Stored entries:
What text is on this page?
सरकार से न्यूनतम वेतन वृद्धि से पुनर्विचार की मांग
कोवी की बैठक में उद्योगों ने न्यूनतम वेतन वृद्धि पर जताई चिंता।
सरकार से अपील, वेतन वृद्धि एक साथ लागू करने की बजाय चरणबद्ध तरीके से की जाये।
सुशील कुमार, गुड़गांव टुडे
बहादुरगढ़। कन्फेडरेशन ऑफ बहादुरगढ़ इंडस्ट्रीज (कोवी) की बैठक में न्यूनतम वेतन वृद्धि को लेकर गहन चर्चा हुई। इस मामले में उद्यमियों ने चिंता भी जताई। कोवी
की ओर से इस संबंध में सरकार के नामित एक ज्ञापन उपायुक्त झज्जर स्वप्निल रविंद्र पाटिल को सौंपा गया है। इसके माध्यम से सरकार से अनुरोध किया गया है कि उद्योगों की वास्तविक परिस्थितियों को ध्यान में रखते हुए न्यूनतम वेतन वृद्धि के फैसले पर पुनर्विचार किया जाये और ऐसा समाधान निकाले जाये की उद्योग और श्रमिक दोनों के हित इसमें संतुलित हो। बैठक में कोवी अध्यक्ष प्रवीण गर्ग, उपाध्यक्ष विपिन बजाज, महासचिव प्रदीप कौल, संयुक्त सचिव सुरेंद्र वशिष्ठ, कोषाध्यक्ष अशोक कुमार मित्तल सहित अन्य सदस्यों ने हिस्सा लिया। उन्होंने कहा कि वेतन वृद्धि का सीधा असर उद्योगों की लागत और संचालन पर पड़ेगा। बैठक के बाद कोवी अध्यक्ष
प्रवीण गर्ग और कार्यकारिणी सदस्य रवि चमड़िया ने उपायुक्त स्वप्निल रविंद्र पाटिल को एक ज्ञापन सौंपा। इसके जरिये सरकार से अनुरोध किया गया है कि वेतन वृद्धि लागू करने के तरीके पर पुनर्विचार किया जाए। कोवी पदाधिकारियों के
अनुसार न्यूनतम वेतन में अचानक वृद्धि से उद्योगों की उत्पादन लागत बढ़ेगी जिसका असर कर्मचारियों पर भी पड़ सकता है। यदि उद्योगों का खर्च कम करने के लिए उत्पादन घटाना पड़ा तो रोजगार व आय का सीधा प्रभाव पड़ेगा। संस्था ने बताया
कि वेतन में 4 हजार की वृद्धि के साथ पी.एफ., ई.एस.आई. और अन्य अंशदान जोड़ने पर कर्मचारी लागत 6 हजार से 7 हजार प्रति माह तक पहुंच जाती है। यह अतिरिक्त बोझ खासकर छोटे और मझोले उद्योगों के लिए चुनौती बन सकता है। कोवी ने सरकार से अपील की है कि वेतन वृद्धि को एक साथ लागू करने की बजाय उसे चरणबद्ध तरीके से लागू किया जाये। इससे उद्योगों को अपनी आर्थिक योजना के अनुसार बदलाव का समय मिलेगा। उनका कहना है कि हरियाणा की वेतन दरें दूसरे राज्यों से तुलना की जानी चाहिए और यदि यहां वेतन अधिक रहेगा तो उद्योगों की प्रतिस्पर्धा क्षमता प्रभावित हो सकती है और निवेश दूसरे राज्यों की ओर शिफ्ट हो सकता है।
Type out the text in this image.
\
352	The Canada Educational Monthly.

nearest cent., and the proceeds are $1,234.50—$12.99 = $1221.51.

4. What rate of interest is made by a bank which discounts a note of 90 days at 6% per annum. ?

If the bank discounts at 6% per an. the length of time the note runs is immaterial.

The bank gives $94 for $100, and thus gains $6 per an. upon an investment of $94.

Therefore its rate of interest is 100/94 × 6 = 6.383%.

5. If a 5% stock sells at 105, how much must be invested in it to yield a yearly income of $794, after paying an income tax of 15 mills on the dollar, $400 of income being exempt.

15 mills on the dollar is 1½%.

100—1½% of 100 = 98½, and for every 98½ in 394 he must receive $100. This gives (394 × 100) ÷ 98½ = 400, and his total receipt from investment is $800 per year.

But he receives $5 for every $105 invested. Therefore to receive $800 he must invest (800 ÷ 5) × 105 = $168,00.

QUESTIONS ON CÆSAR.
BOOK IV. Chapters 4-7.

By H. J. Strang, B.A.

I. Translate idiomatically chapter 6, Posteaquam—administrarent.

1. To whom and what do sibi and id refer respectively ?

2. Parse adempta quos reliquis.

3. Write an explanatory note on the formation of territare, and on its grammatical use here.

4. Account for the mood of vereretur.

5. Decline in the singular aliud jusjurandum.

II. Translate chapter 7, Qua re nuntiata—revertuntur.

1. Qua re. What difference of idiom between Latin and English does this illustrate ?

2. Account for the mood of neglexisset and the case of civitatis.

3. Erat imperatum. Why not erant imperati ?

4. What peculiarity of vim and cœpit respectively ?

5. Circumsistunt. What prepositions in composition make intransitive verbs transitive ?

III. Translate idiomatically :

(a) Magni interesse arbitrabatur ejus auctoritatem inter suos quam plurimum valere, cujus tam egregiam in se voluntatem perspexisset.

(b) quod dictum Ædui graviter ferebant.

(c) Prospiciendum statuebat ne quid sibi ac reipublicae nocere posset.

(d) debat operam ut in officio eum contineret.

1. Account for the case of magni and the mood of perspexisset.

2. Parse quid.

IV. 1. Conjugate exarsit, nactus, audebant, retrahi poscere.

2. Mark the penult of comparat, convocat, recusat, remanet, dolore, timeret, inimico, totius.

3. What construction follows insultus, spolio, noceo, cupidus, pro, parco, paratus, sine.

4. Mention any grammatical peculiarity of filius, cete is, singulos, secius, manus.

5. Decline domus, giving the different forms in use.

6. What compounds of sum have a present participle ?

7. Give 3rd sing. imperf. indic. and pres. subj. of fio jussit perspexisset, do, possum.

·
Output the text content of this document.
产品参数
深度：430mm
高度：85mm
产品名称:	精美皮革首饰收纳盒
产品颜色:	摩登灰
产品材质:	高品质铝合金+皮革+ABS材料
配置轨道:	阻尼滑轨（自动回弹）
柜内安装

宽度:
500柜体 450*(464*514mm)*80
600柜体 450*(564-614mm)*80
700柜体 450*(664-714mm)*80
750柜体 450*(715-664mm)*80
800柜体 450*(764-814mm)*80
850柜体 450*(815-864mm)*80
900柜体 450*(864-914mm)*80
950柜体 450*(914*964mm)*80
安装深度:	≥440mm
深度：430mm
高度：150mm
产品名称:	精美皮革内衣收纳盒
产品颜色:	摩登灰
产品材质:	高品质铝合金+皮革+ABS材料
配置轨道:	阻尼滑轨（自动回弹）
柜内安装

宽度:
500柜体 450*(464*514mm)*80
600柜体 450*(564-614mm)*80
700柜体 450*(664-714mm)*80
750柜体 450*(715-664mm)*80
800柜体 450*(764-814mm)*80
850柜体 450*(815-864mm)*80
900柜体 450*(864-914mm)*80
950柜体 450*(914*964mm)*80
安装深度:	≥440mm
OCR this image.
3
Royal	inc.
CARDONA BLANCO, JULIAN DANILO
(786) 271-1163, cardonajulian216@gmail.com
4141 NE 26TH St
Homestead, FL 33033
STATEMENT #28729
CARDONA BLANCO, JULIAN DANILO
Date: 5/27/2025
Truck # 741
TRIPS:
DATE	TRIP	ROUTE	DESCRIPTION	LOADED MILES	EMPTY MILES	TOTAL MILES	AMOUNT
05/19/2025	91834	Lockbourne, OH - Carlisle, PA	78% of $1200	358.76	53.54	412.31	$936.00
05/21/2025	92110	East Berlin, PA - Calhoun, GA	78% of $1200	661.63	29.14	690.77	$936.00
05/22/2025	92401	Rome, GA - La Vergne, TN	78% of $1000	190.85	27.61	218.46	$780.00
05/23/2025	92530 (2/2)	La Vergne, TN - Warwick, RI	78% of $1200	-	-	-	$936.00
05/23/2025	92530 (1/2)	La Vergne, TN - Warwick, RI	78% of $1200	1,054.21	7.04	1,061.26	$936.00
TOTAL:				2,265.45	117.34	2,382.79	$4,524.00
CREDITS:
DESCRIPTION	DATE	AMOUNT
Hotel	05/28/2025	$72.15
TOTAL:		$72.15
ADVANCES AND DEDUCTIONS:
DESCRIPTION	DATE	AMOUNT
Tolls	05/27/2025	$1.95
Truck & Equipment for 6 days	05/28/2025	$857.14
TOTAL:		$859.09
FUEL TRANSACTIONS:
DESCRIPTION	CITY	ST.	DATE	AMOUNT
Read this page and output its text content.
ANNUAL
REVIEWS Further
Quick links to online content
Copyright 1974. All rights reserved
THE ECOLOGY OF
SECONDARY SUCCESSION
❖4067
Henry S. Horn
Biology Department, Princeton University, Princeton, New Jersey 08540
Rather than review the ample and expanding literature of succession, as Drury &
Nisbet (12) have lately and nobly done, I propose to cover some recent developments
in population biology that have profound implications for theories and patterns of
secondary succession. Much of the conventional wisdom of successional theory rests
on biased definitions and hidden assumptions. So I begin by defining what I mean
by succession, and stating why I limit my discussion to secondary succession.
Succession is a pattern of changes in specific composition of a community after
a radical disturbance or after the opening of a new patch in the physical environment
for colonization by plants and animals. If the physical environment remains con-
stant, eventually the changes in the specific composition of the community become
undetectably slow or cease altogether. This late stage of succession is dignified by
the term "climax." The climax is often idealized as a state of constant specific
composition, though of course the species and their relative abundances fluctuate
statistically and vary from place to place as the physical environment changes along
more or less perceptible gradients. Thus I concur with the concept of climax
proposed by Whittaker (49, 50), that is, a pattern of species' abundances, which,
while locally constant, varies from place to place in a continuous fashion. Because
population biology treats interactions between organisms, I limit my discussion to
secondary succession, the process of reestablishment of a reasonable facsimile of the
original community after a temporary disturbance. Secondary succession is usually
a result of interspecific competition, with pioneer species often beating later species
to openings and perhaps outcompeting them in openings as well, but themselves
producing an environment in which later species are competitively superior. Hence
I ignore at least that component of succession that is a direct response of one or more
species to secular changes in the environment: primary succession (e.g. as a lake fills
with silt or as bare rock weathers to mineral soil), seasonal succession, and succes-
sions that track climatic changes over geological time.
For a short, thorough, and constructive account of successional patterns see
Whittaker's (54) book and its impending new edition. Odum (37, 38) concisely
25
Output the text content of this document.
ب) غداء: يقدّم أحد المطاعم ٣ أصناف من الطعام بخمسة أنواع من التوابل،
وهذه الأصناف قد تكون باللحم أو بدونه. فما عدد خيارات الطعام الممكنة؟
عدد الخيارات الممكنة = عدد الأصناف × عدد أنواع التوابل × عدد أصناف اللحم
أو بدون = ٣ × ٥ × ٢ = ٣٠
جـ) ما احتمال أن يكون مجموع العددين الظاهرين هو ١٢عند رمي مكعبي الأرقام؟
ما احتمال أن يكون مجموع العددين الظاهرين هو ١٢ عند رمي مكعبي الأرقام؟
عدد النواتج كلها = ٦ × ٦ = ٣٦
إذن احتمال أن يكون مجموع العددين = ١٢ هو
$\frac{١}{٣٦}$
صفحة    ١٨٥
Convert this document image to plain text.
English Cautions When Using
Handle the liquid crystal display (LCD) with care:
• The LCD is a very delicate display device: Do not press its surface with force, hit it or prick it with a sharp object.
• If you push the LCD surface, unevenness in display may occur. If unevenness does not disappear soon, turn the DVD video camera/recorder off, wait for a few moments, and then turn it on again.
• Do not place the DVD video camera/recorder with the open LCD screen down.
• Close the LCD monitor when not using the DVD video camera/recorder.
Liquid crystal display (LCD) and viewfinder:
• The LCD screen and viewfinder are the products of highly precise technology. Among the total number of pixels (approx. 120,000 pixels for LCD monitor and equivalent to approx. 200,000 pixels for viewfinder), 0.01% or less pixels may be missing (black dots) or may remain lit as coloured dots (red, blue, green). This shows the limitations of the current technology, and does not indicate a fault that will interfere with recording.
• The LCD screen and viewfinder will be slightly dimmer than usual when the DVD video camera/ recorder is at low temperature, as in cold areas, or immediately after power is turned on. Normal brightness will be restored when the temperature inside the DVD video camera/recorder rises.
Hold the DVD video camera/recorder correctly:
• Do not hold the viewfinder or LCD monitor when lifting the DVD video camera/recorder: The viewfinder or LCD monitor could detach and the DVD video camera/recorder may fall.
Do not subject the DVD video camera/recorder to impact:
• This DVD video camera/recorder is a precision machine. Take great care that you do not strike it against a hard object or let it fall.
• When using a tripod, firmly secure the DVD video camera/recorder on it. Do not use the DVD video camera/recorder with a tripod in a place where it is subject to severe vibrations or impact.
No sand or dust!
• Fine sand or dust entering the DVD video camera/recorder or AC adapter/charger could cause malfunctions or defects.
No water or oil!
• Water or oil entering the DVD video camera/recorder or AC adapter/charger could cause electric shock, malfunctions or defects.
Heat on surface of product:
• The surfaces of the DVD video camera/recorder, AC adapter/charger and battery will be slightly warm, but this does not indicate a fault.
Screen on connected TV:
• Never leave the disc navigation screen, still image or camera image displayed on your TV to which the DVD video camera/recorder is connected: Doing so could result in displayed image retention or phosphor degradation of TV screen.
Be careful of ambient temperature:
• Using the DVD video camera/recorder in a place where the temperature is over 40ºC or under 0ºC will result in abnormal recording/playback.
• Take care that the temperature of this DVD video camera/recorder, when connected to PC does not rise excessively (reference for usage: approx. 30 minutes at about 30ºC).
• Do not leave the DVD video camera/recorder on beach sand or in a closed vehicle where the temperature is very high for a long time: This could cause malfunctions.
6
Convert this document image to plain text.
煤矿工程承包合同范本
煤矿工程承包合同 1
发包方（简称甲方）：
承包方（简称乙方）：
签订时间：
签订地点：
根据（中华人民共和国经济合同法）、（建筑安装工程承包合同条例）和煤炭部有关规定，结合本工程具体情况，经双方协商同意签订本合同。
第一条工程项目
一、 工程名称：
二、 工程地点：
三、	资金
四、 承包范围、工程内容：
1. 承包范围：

== Brief ==
Isolate the lines that hold the word "fall" and copy all of them.

== Complete response ==
• Do not hold the viewfinder or LCD monitor when lifting the DVD video camera/recorder: The viewfinder or LCD monitor could detach and the DVD video camera/recorder may fall.
• This DVD video camera/recorder is a precision machine. Take great care that you do not strike it against a hard object or let it fall.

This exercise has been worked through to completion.